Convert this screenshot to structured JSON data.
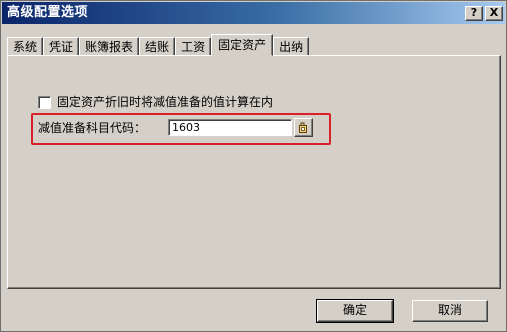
{
  "window": {
    "title": "高级配置选项",
    "help_label": "?",
    "close_label": "X"
  },
  "tabs": [
    {
      "label": "系统"
    },
    {
      "label": "凭证"
    },
    {
      "label": "账簿报表"
    },
    {
      "label": "结账"
    },
    {
      "label": "工资"
    },
    {
      "label": "固定资产",
      "active": true
    },
    {
      "label": "出纳"
    }
  ],
  "fixed_assets": {
    "impairment_checkbox": {
      "label": "固定资产折旧时将减值准备的值计算在内",
      "checked": false
    },
    "account_code": {
      "label": "减值准备科目代码：",
      "value": "1603"
    },
    "lookup_icon": "lookup-icon"
  },
  "footer": {
    "ok_label": "确定",
    "cancel_label": "取消"
  },
  "colors": {
    "titlebar_start": "#0a246a",
    "titlebar_end": "#a6caf0",
    "highlight": "#d8202a",
    "dialog_bg": "#d4d0c8"
  }
}
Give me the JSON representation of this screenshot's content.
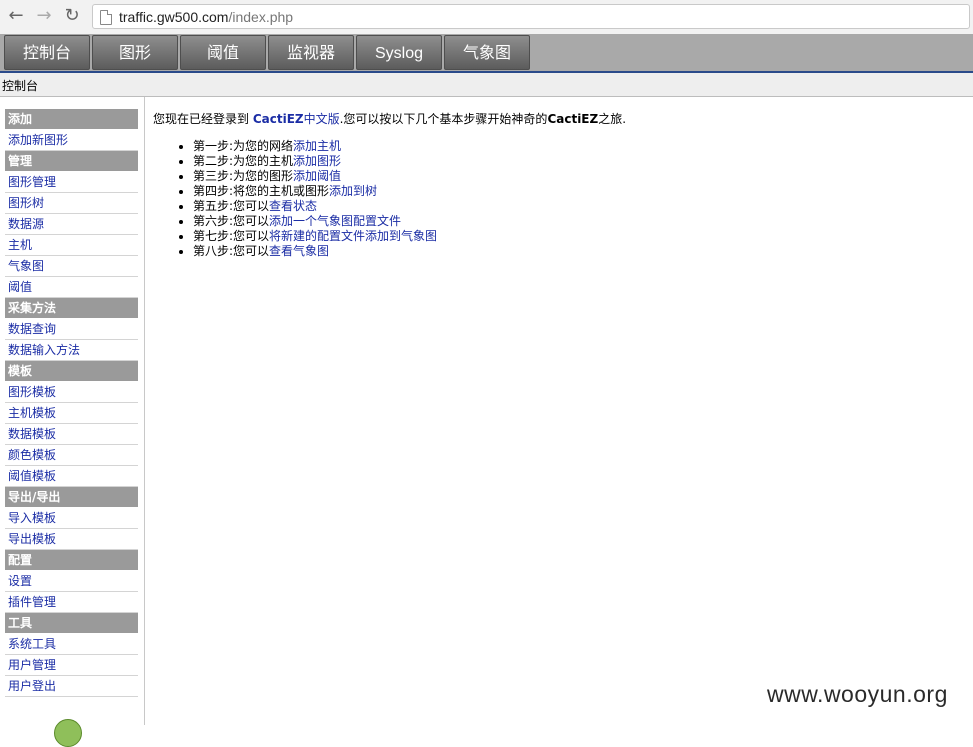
{
  "browser": {
    "url_host": "traffic.gw500.com",
    "url_path": "/index.php"
  },
  "topnav": {
    "tabs": [
      "控制台",
      "图形",
      "阈值",
      "监视器",
      "Syslog",
      "气象图"
    ]
  },
  "breadcrumb": "控制台",
  "sidebar": [
    {
      "type": "head",
      "label": "添加"
    },
    {
      "type": "item",
      "label": "添加新图形"
    },
    {
      "type": "head",
      "label": "管理"
    },
    {
      "type": "item",
      "label": "图形管理"
    },
    {
      "type": "item",
      "label": "图形树"
    },
    {
      "type": "item",
      "label": "数据源"
    },
    {
      "type": "item",
      "label": "主机"
    },
    {
      "type": "item",
      "label": "气象图"
    },
    {
      "type": "item",
      "label": "阈值"
    },
    {
      "type": "head",
      "label": "采集方法"
    },
    {
      "type": "item",
      "label": "数据查询"
    },
    {
      "type": "item",
      "label": "数据输入方法"
    },
    {
      "type": "head",
      "label": "模板"
    },
    {
      "type": "item",
      "label": "图形模板"
    },
    {
      "type": "item",
      "label": "主机模板"
    },
    {
      "type": "item",
      "label": "数据模板"
    },
    {
      "type": "item",
      "label": "颜色模板"
    },
    {
      "type": "item",
      "label": "阈值模板"
    },
    {
      "type": "head",
      "label": "导出/导出"
    },
    {
      "type": "item",
      "label": "导入模板"
    },
    {
      "type": "item",
      "label": "导出模板"
    },
    {
      "type": "head",
      "label": "配置"
    },
    {
      "type": "item",
      "label": "设置"
    },
    {
      "type": "item",
      "label": "插件管理"
    },
    {
      "type": "head",
      "label": "工具"
    },
    {
      "type": "item",
      "label": "系统工具"
    },
    {
      "type": "item",
      "label": "用户管理"
    },
    {
      "type": "item",
      "label": "用户登出"
    }
  ],
  "main": {
    "intro_prefix": "您现在已经登录到 ",
    "intro_brand": "CactiEZ",
    "intro_brand_suffix": "中文版",
    "intro_middle": ".您可以按以下几个基本步骤开始神奇的",
    "intro_brand2": "CactiEZ",
    "intro_end": "之旅.",
    "steps": [
      {
        "prefix": "第一步:为您的网络",
        "link": "添加主机"
      },
      {
        "prefix": "第二步:为您的主机",
        "link": "添加图形"
      },
      {
        "prefix": "第三步:为您的图形",
        "link": "添加阈值"
      },
      {
        "prefix": "第四步:将您的主机或图形",
        "link": "添加到树"
      },
      {
        "prefix": "第五步:您可以",
        "link": "查看状态"
      },
      {
        "prefix": "第六步:您可以",
        "link": "添加一个气象图配置文件"
      },
      {
        "prefix": "第七步:您可以",
        "link": "将新建的配置文件添加到气象图"
      },
      {
        "prefix": "第八步:您可以",
        "link": "查看气象图"
      }
    ]
  },
  "watermark": "www.wooyun.org"
}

────────

STATED EXERCISE ▸
Sift through the entries and copy every line with "JSON".

COMPLETE RESPONSE ▸
Convert this screenshot to structured JSON data.
Give me the JSON representation of this screenshot's content.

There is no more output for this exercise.